• [Task requirements] Extract every line of the material below and reproduce it faithfully.

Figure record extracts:
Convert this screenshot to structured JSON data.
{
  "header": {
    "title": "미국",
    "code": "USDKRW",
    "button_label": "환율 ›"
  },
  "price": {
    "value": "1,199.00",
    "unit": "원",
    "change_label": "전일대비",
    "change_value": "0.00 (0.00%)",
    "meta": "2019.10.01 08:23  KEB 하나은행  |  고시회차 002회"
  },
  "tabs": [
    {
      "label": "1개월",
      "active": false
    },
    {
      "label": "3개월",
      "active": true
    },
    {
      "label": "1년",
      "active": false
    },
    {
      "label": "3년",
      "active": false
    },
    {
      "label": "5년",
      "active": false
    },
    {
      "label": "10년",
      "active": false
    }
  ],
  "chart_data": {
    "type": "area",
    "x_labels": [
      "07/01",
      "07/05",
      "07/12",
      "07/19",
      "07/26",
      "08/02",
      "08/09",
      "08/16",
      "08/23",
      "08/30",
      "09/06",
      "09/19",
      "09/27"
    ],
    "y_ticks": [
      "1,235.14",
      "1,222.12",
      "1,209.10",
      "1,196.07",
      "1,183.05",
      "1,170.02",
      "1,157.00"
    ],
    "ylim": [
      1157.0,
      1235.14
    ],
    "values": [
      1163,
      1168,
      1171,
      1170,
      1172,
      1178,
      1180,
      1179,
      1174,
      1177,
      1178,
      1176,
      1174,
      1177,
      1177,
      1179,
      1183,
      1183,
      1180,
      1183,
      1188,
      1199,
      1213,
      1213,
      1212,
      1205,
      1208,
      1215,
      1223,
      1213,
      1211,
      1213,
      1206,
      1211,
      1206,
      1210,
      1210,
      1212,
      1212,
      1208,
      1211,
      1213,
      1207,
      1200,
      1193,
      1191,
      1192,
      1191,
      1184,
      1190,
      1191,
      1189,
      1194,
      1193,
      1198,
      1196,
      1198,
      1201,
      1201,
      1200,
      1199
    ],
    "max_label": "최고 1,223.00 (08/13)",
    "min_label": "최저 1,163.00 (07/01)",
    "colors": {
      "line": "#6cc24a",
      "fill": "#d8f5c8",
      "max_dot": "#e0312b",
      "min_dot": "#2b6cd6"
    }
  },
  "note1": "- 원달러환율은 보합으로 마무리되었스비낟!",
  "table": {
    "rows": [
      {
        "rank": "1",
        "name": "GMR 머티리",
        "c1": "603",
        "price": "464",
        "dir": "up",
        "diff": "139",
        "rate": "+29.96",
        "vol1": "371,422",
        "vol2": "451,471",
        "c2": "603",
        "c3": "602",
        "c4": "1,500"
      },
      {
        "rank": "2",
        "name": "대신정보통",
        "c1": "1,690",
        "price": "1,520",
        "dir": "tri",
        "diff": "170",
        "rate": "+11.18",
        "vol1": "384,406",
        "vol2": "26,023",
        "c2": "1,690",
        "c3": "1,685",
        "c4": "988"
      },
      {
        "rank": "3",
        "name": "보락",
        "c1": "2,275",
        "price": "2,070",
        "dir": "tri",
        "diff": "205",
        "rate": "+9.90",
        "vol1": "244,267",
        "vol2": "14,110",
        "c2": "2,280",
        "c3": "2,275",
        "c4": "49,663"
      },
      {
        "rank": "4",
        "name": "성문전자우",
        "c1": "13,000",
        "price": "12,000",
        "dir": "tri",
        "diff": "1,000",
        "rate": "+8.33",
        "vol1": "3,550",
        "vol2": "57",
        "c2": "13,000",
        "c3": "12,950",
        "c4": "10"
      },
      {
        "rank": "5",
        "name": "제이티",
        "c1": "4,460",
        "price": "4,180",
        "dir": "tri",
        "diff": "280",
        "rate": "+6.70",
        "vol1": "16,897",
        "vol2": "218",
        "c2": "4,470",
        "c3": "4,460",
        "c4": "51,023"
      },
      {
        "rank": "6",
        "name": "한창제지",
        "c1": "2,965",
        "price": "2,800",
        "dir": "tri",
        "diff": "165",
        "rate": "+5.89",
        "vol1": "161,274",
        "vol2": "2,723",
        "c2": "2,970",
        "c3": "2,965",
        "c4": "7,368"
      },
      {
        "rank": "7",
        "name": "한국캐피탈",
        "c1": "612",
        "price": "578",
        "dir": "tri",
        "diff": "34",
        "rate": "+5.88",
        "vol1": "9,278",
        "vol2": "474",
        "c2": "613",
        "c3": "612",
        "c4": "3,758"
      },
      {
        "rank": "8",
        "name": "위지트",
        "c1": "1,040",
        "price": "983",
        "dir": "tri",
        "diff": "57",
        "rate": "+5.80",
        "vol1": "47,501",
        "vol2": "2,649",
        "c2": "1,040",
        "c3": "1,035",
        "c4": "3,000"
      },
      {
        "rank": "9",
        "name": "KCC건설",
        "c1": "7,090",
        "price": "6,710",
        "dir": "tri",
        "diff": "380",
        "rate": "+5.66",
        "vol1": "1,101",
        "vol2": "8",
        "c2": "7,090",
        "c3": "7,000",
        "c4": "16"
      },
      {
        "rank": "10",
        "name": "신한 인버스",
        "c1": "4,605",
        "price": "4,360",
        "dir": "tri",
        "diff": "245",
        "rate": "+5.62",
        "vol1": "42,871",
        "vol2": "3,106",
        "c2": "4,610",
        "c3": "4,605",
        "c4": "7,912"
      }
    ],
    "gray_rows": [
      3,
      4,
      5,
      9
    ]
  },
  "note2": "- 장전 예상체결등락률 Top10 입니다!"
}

• [Response]
Convert this screenshot to structured JSON data.
{
  "header": {
    "title": "미국",
    "code": "USDKRW",
    "button_label": "환율 ›"
  },
  "price": {
    "value": "1,199.00",
    "unit": "원",
    "change_label": "전일대비",
    "change_value": "0.00 (0.00%)",
    "meta": "2019.10.01 08:23  KEB 하나은행  |  고시회차 002회"
  },
  "tabs": [
    {
      "label": "1개월",
      "active": false
    },
    {
      "label": "3개월",
      "active": true
    },
    {
      "label": "1년",
      "active": false
    },
    {
      "label": "3년",
      "active": false
    },
    {
      "label": "5년",
      "active": false
    },
    {
      "label": "10년",
      "active": false
    }
  ],
  "chart_data": {
    "type": "area",
    "x_labels": [
      "07/01",
      "07/05",
      "07/12",
      "07/19",
      "07/26",
      "08/02",
      "08/09",
      "08/16",
      "08/23",
      "08/30",
      "09/06",
      "09/19",
      "09/27"
    ],
    "y_ticks": [
      "1,235.14",
      "1,222.12",
      "1,209.10",
      "1,196.07",
      "1,183.05",
      "1,170.02",
      "1,157.00"
    ],
    "ylim": [
      1157.0,
      1235.14
    ],
    "values": [
      1163,
      1168,
      1171,
      1170,
      1172,
      1178,
      1180,
      1179,
      1174,
      1177,
      1178,
      1176,
      1174,
      1177,
      1177,
      1179,
      1183,
      1183,
      1180,
      1183,
      1188,
      1199,
      1213,
      1213,
      1212,
      1205,
      1208,
      1215,
      1223,
      1213,
      1211,
      1213,
      1206,
      1211,
      1206,
      1210,
      1210,
      1212,
      1212,
      1208,
      1211,
      1213,
      1207,
      1200,
      1193,
      1191,
      1192,
      1191,
      1184,
      1190,
      1191,
      1189,
      1194,
      1193,
      1198,
      1196,
      1198,
      1201,
      1201,
      1200,
      1199
    ],
    "max_label": "최고 1,223.00 (08/13)",
    "min_label": "최저 1,163.00 (07/01)",
    "colors": {
      "line": "#6cc24a",
      "fill": "#d8f5c8",
      "max_dot": "#e0312b",
      "min_dot": "#2b6cd6"
    }
  },
  "note1": "- 원달러환율은 보합으로 마무리되었스비낟!",
  "table": {
    "rows": [
      {
        "rank": "1",
        "name": "GMR 머티리",
        "c1": "603",
        "price": "464",
        "dir": "up",
        "diff": "139",
        "rate": "+29.96",
        "vol1": "371,422",
        "vol2": "451,471",
        "c2": "603",
        "c3": "602",
        "c4": "1,500"
      },
      {
        "rank": "2",
        "name": "대신정보통",
        "c1": "1,690",
        "price": "1,520",
        "dir": "tri",
        "diff": "170",
        "rate": "+11.18",
        "vol1": "384,406",
        "vol2": "26,023",
        "c2": "1,690",
        "c3": "1,685",
        "c4": "988"
      },
      {
        "rank": "3",
        "name": "보락",
        "c1": "2,275",
        "price": "2,070",
        "dir": "tri",
        "diff": "205",
        "rate": "+9.90",
        "vol1": "244,267",
        "vol2": "14,110",
        "c2": "2,280",
        "c3": "2,275",
        "c4": "49,663"
      },
      {
        "rank": "4",
        "name": "성문전자우",
        "c1": "13,000",
        "price": "12,000",
        "dir": "tri",
        "diff": "1,000",
        "rate": "+8.33",
        "vol1": "3,550",
        "vol2": "57",
        "c2": "13,000",
        "c3": "12,950",
        "c4": "10"
      },
      {
        "rank": "5",
        "name": "제이티",
        "c1": "4,460",
        "price": "4,180",
        "dir": "tri",
        "diff": "280",
        "rate": "+6.70",
        "vol1": "16,897",
        "vol2": "218",
        "c2": "4,470",
        "c3": "4,460",
        "c4": "51,023"
      },
      {
        "rank": "6",
        "name": "한창제지",
        "c1": "2,965",
        "price": "2,800",
        "dir": "tri",
        "diff": "165",
        "rate": "+5.89",
        "vol1": "161,274",
        "vol2": "2,723",
        "c2": "2,970",
        "c3": "2,965",
        "c4": "7,368"
      },
      {
        "rank": "7",
        "name": "한국캐피탈",
        "c1": "612",
        "price": "578",
        "dir": "tri",
        "diff": "34",
        "rate": "+5.88",
        "vol1": "9,278",
        "vol2": "474",
        "c2": "613",
        "c3": "612",
        "c4": "3,758"
      },
      {
        "rank": "8",
        "name": "위지트",
        "c1": "1,040",
        "price": "983",
        "dir": "tri",
        "diff": "57",
        "rate": "+5.80",
        "vol1": "47,501",
        "vol2": "2,649",
        "c2": "1,040",
        "c3": "1,035",
        "c4": "3,000"
      },
      {
        "rank": "9",
        "name": "KCC건설",
        "c1": "7,090",
        "price": "6,710",
        "dir": "tri",
        "diff": "380",
        "rate": "+5.66",
        "vol1": "1,101",
        "vol2": "8",
        "c2": "7,090",
        "c3": "7,000",
        "c4": "16"
      },
      {
        "rank": "10",
        "name": "신한 인버스",
        "c1": "4,605",
        "price": "4,360",
        "dir": "tri",
        "diff": "245",
        "rate": "+5.62",
        "vol1": "42,871",
        "vol2": "3,106",
        "c2": "4,610",
        "c3": "4,605",
        "c4": "7,912"
      }
    ],
    "gray_rows": [
      3,
      4,
      5,
      9
    ]
  },
  "note2": "- 장전 예상체결등락률 Top10 입니다!"
}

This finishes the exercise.